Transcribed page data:
+ + + + +

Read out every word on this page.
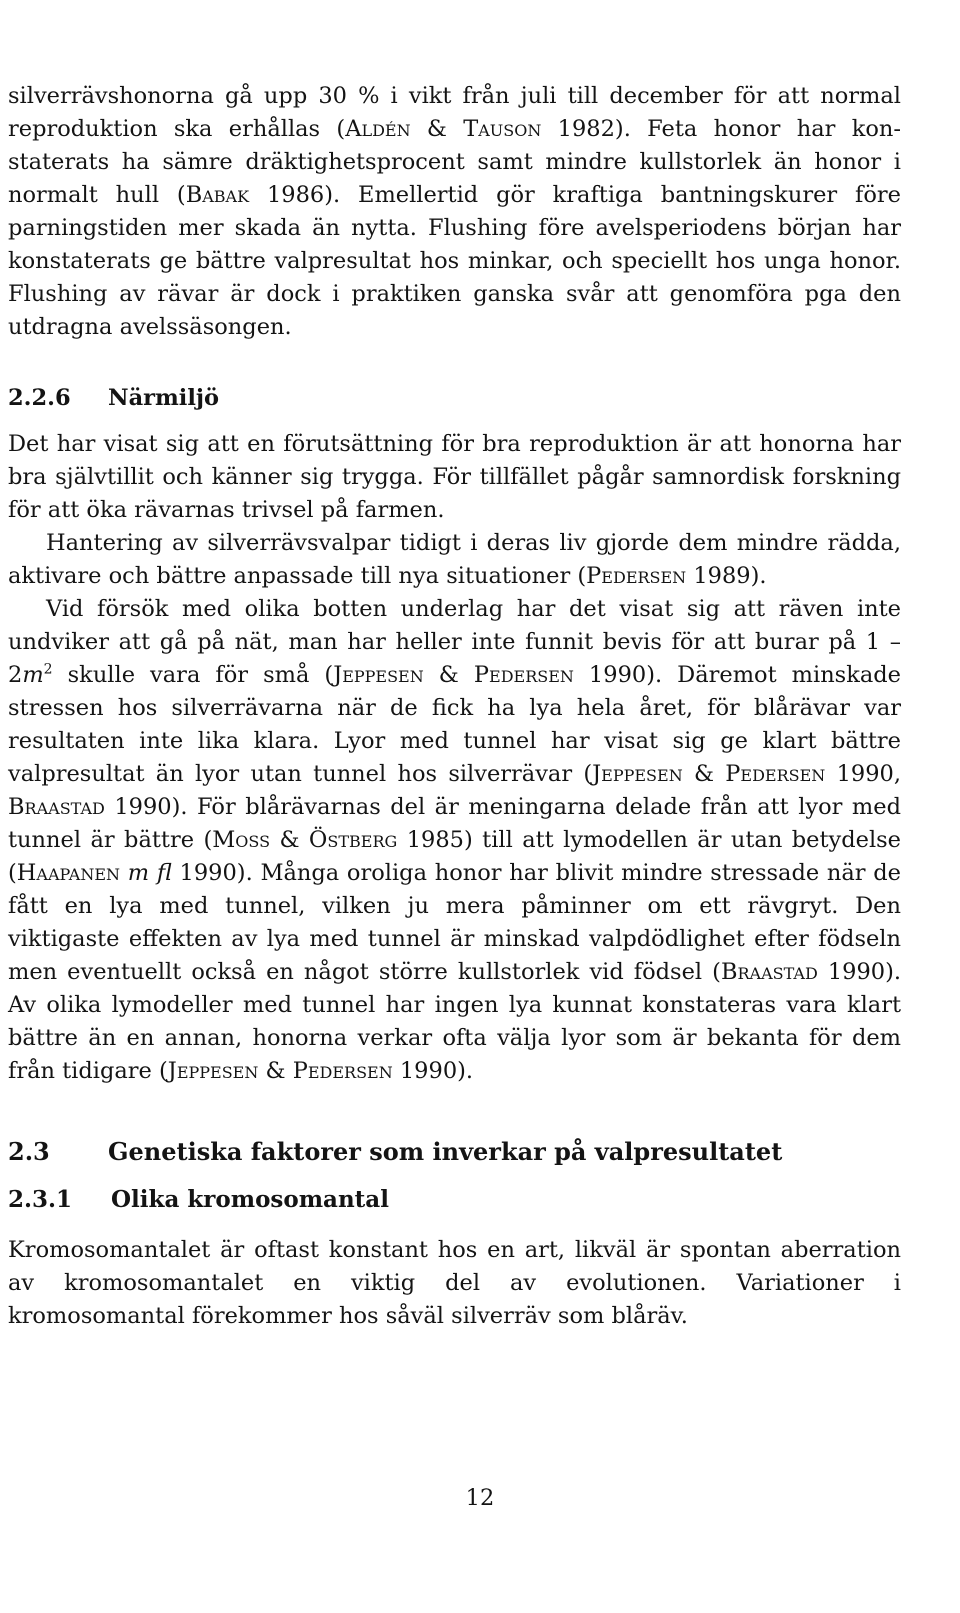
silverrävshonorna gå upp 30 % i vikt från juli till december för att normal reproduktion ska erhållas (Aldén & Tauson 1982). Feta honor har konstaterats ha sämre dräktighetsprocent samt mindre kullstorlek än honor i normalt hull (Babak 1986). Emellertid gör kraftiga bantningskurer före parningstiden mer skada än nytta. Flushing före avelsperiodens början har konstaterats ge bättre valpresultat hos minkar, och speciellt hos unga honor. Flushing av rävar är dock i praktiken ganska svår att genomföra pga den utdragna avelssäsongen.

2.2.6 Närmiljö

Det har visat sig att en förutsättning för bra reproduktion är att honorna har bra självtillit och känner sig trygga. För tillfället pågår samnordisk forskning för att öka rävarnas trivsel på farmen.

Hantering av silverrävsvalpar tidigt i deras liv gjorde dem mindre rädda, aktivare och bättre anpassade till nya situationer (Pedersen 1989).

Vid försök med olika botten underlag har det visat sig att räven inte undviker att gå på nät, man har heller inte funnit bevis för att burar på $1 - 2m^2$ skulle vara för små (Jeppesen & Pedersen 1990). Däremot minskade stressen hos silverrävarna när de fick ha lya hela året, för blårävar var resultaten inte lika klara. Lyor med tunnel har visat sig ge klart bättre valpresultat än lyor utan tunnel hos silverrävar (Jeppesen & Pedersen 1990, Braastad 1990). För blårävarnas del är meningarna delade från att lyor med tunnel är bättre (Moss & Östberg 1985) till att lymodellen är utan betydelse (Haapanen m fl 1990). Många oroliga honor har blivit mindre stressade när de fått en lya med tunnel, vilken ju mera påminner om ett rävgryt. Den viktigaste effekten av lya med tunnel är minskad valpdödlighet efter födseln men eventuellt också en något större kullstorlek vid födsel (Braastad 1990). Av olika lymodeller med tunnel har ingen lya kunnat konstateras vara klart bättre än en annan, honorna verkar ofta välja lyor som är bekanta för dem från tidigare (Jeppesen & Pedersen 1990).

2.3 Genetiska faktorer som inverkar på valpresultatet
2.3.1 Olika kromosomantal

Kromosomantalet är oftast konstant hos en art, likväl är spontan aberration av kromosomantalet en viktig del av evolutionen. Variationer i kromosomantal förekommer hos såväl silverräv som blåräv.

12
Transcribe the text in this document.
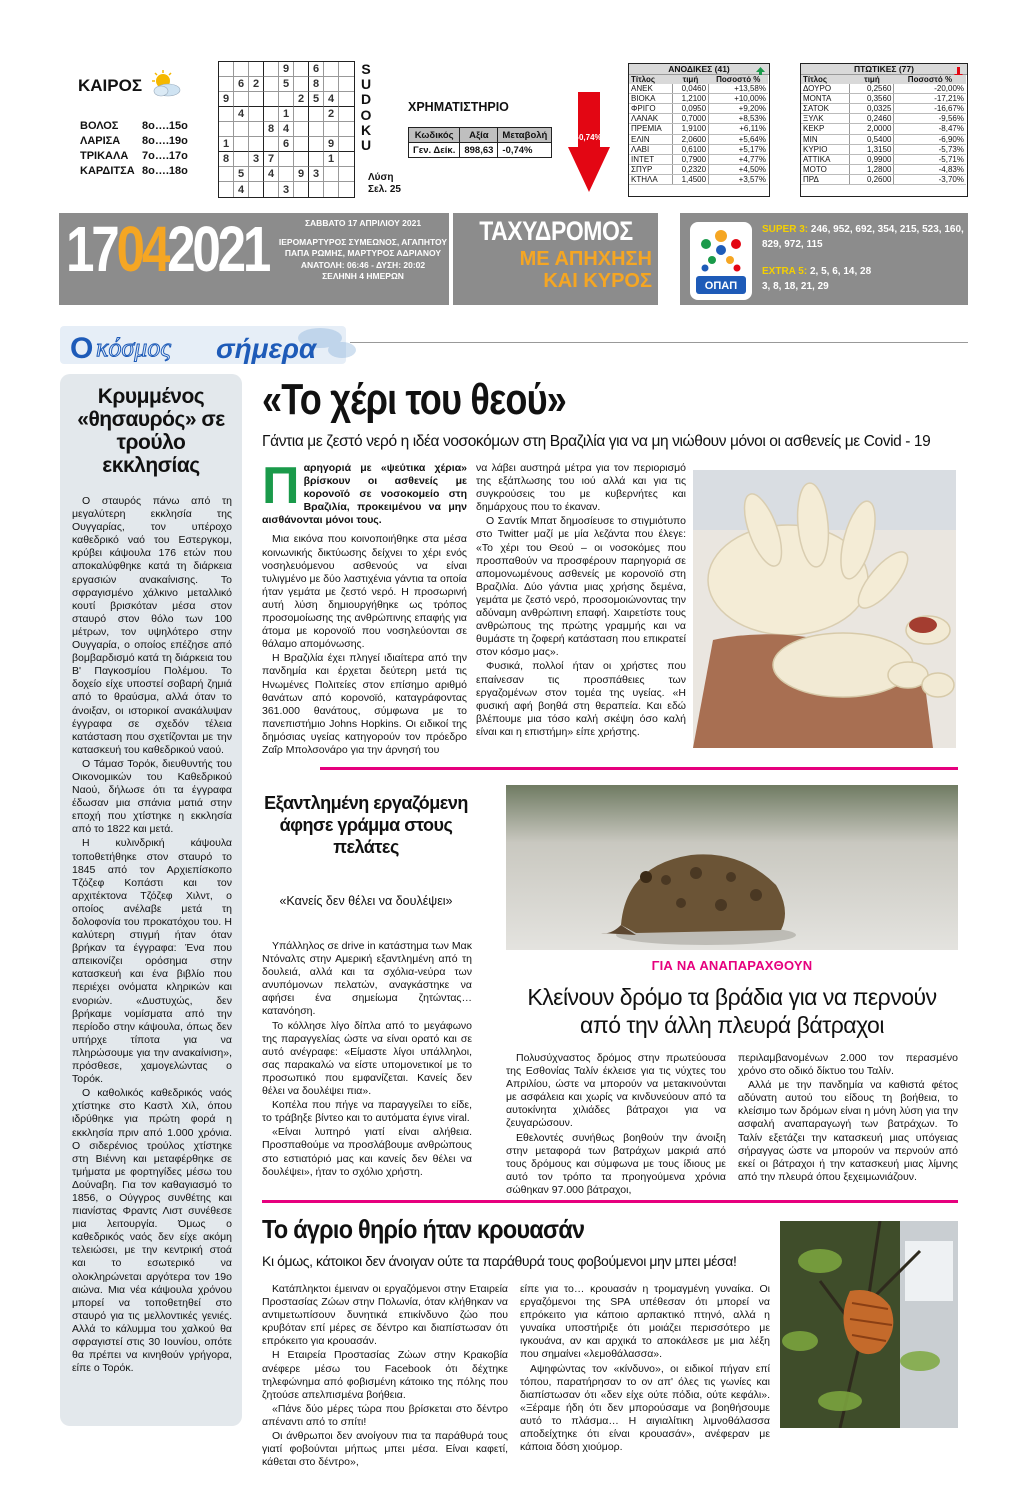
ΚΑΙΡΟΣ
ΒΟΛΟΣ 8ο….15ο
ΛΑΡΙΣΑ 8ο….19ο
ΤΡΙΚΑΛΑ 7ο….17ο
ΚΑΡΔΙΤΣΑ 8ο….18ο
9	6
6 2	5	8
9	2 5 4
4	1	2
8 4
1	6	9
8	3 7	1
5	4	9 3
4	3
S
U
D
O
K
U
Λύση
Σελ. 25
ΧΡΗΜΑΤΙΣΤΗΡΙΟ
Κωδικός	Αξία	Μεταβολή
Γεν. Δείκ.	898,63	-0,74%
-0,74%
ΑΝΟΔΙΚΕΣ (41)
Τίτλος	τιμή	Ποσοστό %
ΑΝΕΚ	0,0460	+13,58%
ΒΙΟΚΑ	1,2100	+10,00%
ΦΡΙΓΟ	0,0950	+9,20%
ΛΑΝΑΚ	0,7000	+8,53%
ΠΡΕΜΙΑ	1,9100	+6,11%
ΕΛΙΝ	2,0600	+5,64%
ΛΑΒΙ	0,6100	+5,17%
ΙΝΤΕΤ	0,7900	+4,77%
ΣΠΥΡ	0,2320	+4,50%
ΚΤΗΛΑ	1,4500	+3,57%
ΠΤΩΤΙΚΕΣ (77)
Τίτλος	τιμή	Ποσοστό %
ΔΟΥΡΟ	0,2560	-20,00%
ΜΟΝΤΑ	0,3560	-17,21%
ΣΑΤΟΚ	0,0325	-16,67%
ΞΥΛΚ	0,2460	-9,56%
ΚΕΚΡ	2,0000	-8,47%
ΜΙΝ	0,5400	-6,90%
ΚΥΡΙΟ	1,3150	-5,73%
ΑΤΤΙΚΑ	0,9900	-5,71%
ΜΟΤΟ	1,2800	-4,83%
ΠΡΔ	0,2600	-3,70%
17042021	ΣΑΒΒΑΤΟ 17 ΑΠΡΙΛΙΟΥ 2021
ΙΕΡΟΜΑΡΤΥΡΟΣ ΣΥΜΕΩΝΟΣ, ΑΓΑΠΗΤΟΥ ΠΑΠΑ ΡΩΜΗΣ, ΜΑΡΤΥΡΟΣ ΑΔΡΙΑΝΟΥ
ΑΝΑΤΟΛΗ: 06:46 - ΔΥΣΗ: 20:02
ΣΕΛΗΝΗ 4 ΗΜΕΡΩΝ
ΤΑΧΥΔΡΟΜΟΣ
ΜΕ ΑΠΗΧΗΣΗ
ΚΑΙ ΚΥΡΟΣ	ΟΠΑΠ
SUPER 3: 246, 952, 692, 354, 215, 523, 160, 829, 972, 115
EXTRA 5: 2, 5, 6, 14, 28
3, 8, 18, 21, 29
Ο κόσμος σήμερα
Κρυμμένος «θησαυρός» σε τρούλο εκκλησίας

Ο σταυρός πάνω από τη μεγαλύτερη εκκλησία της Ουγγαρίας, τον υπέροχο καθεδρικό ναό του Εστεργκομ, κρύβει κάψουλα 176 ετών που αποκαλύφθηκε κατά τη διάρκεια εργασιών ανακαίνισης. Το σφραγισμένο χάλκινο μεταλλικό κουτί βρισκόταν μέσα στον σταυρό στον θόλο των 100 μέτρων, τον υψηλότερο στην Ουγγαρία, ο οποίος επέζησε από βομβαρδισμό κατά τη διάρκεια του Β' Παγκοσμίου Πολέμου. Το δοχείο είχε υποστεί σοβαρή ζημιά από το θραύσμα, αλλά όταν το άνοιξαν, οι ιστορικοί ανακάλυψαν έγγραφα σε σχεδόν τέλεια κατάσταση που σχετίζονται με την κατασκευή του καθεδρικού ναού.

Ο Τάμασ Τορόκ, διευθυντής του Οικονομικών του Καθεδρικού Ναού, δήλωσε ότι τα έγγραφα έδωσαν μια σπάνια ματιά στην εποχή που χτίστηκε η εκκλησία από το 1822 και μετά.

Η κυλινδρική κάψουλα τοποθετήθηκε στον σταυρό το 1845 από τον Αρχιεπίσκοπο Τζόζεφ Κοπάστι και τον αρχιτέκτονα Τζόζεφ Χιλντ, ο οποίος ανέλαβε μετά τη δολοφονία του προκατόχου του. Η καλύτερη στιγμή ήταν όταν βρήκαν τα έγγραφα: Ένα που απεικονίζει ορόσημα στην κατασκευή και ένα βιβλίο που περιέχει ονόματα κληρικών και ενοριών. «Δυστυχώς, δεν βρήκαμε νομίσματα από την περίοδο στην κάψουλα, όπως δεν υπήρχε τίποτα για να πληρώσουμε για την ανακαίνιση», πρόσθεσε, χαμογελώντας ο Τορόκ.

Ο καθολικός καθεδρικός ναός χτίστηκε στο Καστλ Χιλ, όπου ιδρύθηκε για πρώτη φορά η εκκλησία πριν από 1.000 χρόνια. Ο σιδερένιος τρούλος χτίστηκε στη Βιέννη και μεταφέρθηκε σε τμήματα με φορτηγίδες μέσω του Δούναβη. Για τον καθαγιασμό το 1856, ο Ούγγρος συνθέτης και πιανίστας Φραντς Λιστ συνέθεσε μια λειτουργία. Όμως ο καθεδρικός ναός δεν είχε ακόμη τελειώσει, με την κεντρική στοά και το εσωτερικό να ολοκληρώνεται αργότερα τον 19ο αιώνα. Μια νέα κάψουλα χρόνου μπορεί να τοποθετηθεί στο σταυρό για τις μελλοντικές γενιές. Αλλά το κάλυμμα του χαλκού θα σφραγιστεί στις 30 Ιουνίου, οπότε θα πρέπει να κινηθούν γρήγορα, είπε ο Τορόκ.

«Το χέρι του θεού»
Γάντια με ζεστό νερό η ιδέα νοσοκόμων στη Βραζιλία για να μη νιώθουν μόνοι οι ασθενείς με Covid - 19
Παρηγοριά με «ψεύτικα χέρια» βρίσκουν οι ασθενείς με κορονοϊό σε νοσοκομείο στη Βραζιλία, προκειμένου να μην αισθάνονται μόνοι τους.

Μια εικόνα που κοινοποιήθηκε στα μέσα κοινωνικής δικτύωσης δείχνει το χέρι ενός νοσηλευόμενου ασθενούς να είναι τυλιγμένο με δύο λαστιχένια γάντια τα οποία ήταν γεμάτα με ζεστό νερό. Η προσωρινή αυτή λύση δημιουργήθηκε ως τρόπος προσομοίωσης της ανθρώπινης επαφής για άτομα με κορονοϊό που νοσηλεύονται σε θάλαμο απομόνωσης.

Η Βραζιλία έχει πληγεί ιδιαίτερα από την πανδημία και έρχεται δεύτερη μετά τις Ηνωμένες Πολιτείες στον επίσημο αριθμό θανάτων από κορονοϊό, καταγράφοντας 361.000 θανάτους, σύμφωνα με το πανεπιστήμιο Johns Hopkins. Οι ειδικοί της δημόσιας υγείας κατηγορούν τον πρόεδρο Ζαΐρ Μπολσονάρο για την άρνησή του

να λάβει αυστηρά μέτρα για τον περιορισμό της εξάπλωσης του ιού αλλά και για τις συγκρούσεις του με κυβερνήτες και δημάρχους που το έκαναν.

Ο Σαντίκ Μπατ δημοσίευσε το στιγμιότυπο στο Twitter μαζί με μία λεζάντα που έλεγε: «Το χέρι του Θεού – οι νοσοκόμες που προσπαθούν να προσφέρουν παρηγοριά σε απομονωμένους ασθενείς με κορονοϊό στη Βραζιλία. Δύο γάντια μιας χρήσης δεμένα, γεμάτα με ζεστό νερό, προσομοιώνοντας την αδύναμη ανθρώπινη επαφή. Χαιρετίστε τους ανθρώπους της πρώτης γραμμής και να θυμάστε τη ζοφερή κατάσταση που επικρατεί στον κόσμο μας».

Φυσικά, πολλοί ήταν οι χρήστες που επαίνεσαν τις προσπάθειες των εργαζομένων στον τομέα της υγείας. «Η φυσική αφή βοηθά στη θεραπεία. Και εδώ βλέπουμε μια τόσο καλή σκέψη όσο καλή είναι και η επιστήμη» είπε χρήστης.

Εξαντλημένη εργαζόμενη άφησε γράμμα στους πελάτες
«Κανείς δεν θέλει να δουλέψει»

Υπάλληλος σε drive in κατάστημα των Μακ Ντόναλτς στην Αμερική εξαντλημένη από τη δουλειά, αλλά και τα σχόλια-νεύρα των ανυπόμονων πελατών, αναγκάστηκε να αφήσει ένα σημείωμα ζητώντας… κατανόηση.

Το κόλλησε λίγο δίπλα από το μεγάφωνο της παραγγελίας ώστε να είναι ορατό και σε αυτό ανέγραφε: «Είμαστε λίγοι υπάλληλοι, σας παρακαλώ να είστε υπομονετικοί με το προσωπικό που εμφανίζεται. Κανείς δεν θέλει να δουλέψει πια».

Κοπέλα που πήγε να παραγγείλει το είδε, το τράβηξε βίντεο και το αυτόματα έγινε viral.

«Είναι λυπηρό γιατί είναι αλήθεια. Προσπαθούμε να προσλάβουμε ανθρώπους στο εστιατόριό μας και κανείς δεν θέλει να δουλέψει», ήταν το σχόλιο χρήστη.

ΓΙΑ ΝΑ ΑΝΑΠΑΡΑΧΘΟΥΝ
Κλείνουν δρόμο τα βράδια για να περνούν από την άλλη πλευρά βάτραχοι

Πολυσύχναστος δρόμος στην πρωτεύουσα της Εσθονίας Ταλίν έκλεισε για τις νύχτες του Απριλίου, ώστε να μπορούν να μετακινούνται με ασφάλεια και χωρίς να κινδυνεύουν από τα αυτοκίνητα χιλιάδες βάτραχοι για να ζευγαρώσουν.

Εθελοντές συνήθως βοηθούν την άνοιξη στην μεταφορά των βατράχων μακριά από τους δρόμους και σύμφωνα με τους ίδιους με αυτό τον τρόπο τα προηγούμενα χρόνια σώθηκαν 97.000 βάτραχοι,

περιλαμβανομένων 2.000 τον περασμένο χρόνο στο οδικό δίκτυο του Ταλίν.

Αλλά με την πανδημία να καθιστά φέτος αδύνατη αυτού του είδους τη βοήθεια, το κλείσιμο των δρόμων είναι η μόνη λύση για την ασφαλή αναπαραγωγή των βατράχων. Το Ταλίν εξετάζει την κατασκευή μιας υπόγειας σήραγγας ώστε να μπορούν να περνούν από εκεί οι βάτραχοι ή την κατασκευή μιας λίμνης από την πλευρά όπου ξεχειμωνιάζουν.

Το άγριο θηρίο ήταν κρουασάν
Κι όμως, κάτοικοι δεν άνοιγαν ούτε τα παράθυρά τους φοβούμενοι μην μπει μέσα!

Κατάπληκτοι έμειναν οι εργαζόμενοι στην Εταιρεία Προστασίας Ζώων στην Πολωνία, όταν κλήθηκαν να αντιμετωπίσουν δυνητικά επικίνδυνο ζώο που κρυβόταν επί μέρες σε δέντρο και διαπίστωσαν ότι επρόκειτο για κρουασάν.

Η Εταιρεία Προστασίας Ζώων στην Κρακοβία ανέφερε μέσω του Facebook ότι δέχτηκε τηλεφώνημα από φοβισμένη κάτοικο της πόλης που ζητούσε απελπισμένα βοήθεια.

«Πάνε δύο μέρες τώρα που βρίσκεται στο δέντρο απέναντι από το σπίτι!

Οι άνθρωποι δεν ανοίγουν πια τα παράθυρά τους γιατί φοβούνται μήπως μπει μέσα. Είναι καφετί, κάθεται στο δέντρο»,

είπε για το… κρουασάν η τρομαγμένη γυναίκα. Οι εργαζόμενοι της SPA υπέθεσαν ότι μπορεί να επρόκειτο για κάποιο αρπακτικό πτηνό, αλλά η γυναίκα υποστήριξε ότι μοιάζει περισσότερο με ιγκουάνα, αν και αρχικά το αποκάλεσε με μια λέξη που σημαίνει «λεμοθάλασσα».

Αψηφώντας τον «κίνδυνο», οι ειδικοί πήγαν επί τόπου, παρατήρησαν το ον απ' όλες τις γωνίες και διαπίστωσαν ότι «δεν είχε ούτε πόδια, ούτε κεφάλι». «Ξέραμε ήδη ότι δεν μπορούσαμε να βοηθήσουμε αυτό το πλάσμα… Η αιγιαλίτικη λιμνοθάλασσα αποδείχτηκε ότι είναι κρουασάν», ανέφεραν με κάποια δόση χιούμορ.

+ + + + +

Exercise description:
Line count for "this": count the lines of the records above that contain it and give only the number.

Reply to the task:
2